** start of Data supplied **
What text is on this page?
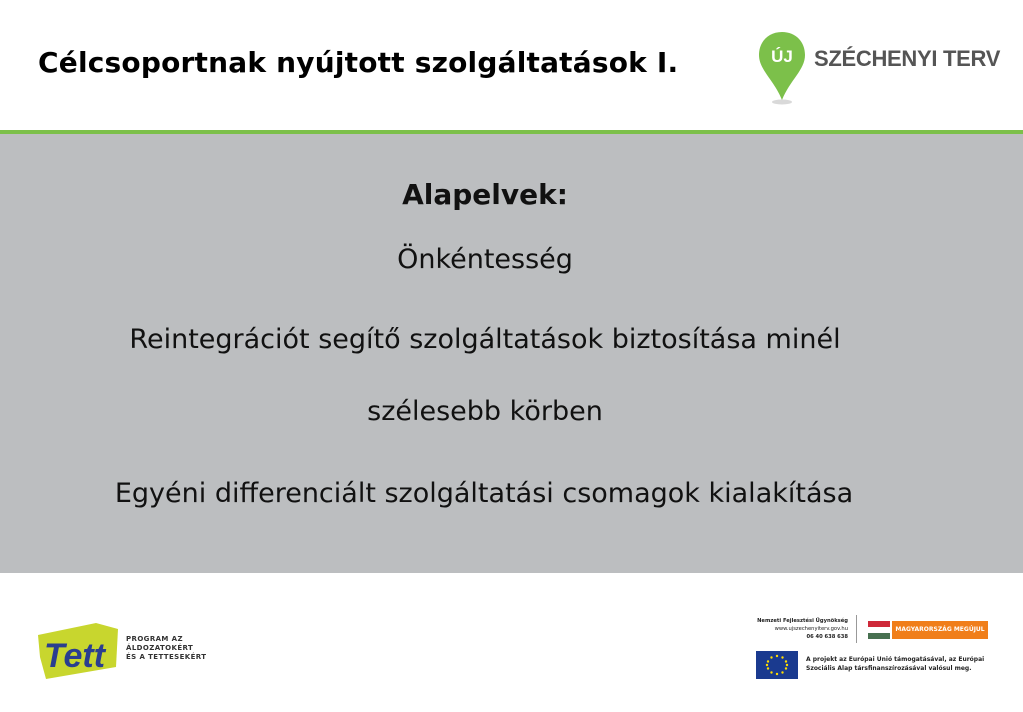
Célcsoportnak nyújtott szolgáltatások I.	ÚJ SZÉCHENYI TERV
Alapelvek:
Önkéntesség
Reintegrációt segítő szolgáltatások biztosítása minél
szélesebb körben
Egyéni differenciált szolgáltatási csomagok kialakítása
Tett	PROGRAM AZ
ÁLDOZATOKÉRT
ÉS A TETTESEKÉRT
Nemzeti Fejlesztési Ügynökség
www.ujszechenyiterv.gov.hu
06 40 638 638
MAGYARORSZÁG MEGÚJUL
A projekt az Európai Unió támogatásával, az Európai
Szociális Alap társfinanszírozásával valósul meg.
** end of Data supplied **
**Work to do:** From the data above, show each line that contains "szolgáltatások".

**Answer for the task:**
Célcsoportnak nyújtott szolgáltatások I.	ÚJ SZÉCHENYI TERV
Reintegrációt segítő szolgáltatások biztosítása minél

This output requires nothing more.